*WHAT YOU ARE ASKED TO DO*.
All entries are to be quoted exactly; the images stay out of the copy.

*PROVIDED MATERIAL*.
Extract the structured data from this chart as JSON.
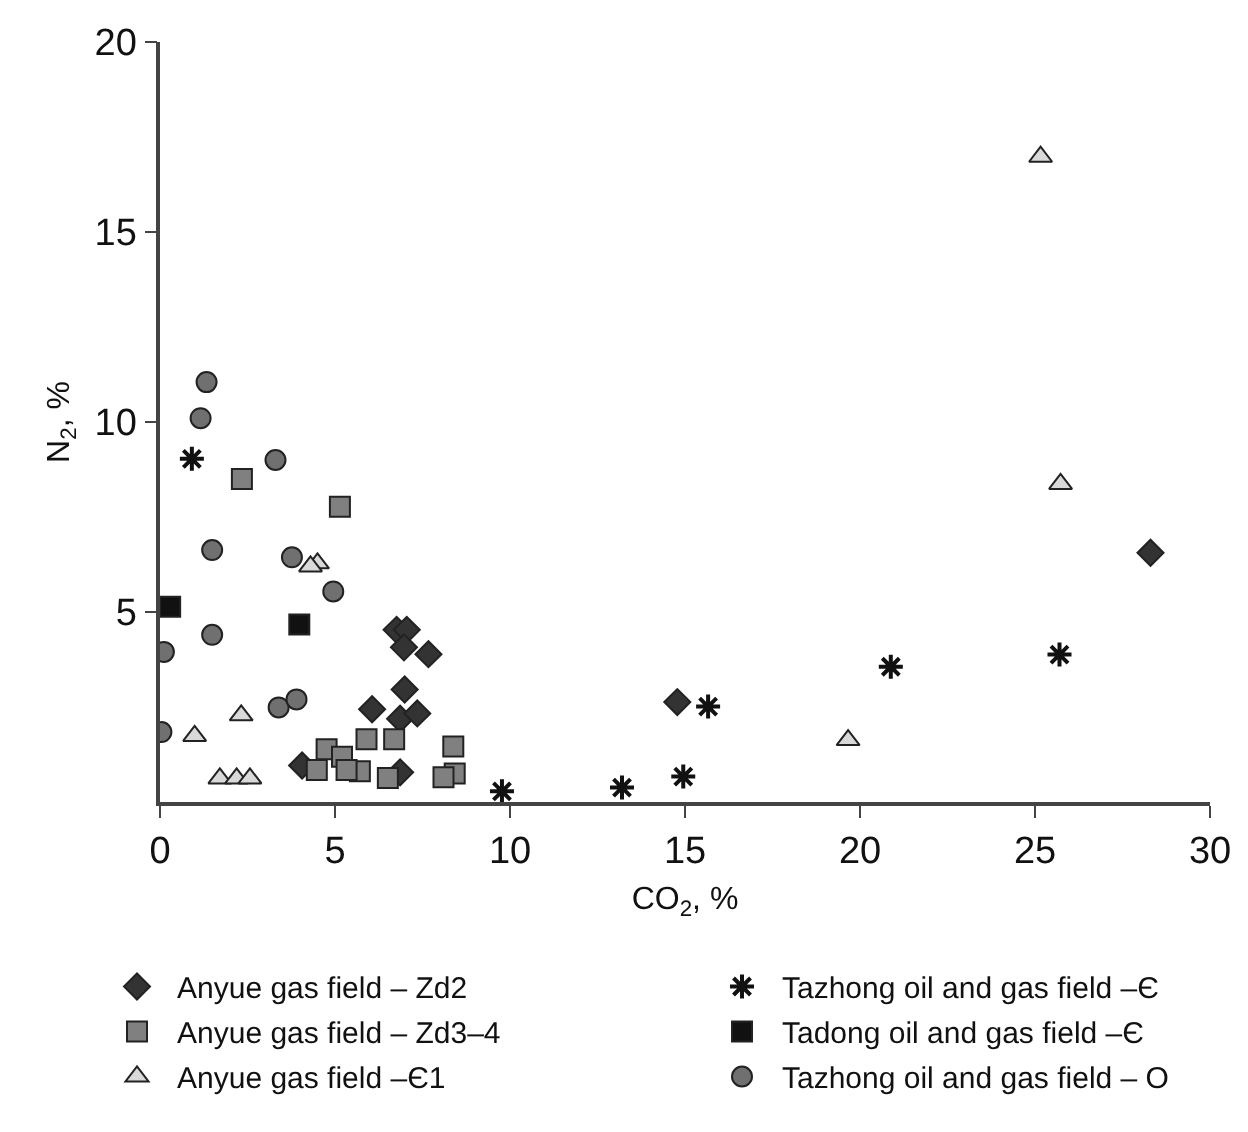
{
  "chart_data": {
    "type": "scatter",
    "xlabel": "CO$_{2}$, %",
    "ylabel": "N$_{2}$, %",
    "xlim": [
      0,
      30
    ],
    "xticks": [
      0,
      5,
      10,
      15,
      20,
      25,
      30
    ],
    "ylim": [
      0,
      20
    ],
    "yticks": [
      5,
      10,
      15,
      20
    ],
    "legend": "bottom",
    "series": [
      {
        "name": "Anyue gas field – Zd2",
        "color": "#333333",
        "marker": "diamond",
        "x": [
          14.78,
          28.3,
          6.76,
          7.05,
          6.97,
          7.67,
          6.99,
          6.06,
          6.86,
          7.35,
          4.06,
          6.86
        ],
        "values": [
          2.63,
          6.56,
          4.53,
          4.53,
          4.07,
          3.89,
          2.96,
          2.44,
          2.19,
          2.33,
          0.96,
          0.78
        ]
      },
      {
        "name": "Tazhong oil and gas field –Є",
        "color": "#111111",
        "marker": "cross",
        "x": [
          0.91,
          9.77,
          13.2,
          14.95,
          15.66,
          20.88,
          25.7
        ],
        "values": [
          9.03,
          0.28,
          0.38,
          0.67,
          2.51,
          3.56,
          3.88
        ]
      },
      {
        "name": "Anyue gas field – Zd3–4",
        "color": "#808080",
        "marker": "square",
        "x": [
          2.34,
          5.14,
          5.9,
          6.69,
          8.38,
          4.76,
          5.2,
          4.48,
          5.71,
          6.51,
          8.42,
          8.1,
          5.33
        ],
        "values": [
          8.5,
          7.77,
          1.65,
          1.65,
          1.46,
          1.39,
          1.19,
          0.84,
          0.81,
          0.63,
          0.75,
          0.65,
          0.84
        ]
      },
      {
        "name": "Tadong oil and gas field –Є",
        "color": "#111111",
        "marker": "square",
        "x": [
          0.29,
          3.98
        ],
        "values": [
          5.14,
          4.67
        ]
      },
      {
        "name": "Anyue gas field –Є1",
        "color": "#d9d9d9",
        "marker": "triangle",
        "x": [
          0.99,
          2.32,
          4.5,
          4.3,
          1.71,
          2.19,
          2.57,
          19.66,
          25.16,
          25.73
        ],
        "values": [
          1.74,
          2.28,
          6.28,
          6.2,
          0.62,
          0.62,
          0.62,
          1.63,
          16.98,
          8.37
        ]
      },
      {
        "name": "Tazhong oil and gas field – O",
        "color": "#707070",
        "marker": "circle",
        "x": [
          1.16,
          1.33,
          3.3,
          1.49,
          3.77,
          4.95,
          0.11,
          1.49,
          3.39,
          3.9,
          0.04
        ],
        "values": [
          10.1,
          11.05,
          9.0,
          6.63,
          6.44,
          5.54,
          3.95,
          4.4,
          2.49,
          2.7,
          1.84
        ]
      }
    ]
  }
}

*FULL OUTPUT*.
Extract the structured data from this chart as JSON.
{
  "chart_data": {
    "type": "scatter",
    "xlabel": "CO$_{2}$, %",
    "ylabel": "N$_{2}$, %",
    "xlim": [
      0,
      30
    ],
    "xticks": [
      0,
      5,
      10,
      15,
      20,
      25,
      30
    ],
    "ylim": [
      0,
      20
    ],
    "yticks": [
      5,
      10,
      15,
      20
    ],
    "legend": "bottom",
    "series": [
      {
        "name": "Anyue gas field – Zd2",
        "color": "#333333",
        "marker": "diamond",
        "x": [
          14.78,
          28.3,
          6.76,
          7.05,
          6.97,
          7.67,
          6.99,
          6.06,
          6.86,
          7.35,
          4.06,
          6.86
        ],
        "values": [
          2.63,
          6.56,
          4.53,
          4.53,
          4.07,
          3.89,
          2.96,
          2.44,
          2.19,
          2.33,
          0.96,
          0.78
        ]
      },
      {
        "name": "Tazhong oil and gas field –Є",
        "color": "#111111",
        "marker": "cross",
        "x": [
          0.91,
          9.77,
          13.2,
          14.95,
          15.66,
          20.88,
          25.7
        ],
        "values": [
          9.03,
          0.28,
          0.38,
          0.67,
          2.51,
          3.56,
          3.88
        ]
      },
      {
        "name": "Anyue gas field – Zd3–4",
        "color": "#808080",
        "marker": "square",
        "x": [
          2.34,
          5.14,
          5.9,
          6.69,
          8.38,
          4.76,
          5.2,
          4.48,
          5.71,
          6.51,
          8.42,
          8.1,
          5.33
        ],
        "values": [
          8.5,
          7.77,
          1.65,
          1.65,
          1.46,
          1.39,
          1.19,
          0.84,
          0.81,
          0.63,
          0.75,
          0.65,
          0.84
        ]
      },
      {
        "name": "Tadong oil and gas field –Є",
        "color": "#111111",
        "marker": "square",
        "x": [
          0.29,
          3.98
        ],
        "values": [
          5.14,
          4.67
        ]
      },
      {
        "name": "Anyue gas field –Є1",
        "color": "#d9d9d9",
        "marker": "triangle",
        "x": [
          0.99,
          2.32,
          4.5,
          4.3,
          1.71,
          2.19,
          2.57,
          19.66,
          25.16,
          25.73
        ],
        "values": [
          1.74,
          2.28,
          6.28,
          6.2,
          0.62,
          0.62,
          0.62,
          1.63,
          16.98,
          8.37
        ]
      },
      {
        "name": "Tazhong oil and gas field – O",
        "color": "#707070",
        "marker": "circle",
        "x": [
          1.16,
          1.33,
          3.3,
          1.49,
          3.77,
          4.95,
          0.11,
          1.49,
          3.39,
          3.9,
          0.04
        ],
        "values": [
          10.1,
          11.05,
          9.0,
          6.63,
          6.44,
          5.54,
          3.95,
          4.4,
          2.49,
          2.7,
          1.84
        ]
      }
    ]
  }
}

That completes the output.